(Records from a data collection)
================================

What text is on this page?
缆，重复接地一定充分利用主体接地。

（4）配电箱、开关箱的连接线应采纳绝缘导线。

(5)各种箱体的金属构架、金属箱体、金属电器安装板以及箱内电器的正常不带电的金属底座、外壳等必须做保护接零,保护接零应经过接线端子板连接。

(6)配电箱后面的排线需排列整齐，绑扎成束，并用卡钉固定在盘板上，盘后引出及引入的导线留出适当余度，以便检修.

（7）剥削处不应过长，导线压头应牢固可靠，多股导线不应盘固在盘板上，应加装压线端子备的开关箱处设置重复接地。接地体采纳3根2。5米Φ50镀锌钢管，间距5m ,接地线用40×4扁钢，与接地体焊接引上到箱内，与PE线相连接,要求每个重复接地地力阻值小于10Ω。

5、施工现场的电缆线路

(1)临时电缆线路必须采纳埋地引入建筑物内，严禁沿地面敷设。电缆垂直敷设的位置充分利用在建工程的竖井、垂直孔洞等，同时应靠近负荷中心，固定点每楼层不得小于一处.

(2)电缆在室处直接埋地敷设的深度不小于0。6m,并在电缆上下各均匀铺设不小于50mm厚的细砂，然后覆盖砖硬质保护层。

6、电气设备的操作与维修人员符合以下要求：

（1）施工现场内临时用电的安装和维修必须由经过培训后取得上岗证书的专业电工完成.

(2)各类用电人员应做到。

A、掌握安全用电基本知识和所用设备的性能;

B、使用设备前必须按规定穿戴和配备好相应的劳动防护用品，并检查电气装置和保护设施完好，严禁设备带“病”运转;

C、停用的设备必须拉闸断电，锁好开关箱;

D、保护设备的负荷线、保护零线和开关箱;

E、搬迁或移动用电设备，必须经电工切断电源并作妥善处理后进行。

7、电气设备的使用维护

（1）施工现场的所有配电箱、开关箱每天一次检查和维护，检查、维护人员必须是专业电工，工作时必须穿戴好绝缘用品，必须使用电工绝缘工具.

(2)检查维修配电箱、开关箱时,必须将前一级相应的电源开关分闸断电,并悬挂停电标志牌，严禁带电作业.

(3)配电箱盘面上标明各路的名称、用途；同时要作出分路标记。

================================

OBJECTIVE: Once more, set down the full listing, verbatim.

OUTPUT OF THE TASK:
What text is on this page?
缆，重复接地一定充分利用主体接地。

（4）配电箱、开关箱的连接线应采纳绝缘导线。

(5)各种箱体的金属构架、金属箱体、金属电器安装板以及箱内电器的正常不带电的金属底座、外壳等必须做保护接零,保护接零应经过接线端子板连接。

(6)配电箱后面的排线需排列整齐，绑扎成束，并用卡钉固定在盘板上，盘后引出及引入的导线留出适当余度，以便检修.

（7）剥削处不应过长，导线压头应牢固可靠，多股导线不应盘固在盘板上，应加装压线端子备的开关箱处设置重复接地。接地体采纳3根2。5米Φ50镀锌钢管，间距5m ,接地线用40×4扁钢，与接地体焊接引上到箱内，与PE线相连接,要求每个重复接地地力阻值小于10Ω。

5、施工现场的电缆线路

(1)临时电缆线路必须采纳埋地引入建筑物内，严禁沿地面敷设。电缆垂直敷设的位置充分利用在建工程的竖井、垂直孔洞等，同时应靠近负荷中心，固定点每楼层不得小于一处.

(2)电缆在室处直接埋地敷设的深度不小于0。6m,并在电缆上下各均匀铺设不小于50mm厚的细砂，然后覆盖砖硬质保护层。

6、电气设备的操作与维修人员符合以下要求：

（1）施工现场内临时用电的安装和维修必须由经过培训后取得上岗证书的专业电工完成.

(2)各类用电人员应做到。

A、掌握安全用电基本知识和所用设备的性能;

B、使用设备前必须按规定穿戴和配备好相应的劳动防护用品，并检查电气装置和保护设施完好，严禁设备带“病”运转;

C、停用的设备必须拉闸断电，锁好开关箱;

D、保护设备的负荷线、保护零线和开关箱;

E、搬迁或移动用电设备，必须经电工切断电源并作妥善处理后进行。

7、电气设备的使用维护

（1）施工现场的所有配电箱、开关箱每天一次检查和维护，检查、维护人员必须是专业电工，工作时必须穿戴好绝缘用品，必须使用电工绝缘工具.

(2)检查维修配电箱、开关箱时,必须将前一级相应的电源开关分闸断电,并悬挂停电标志牌，严禁带电作业.

(3)配电箱盘面上标明各路的名称、用途；同时要作出分路标记。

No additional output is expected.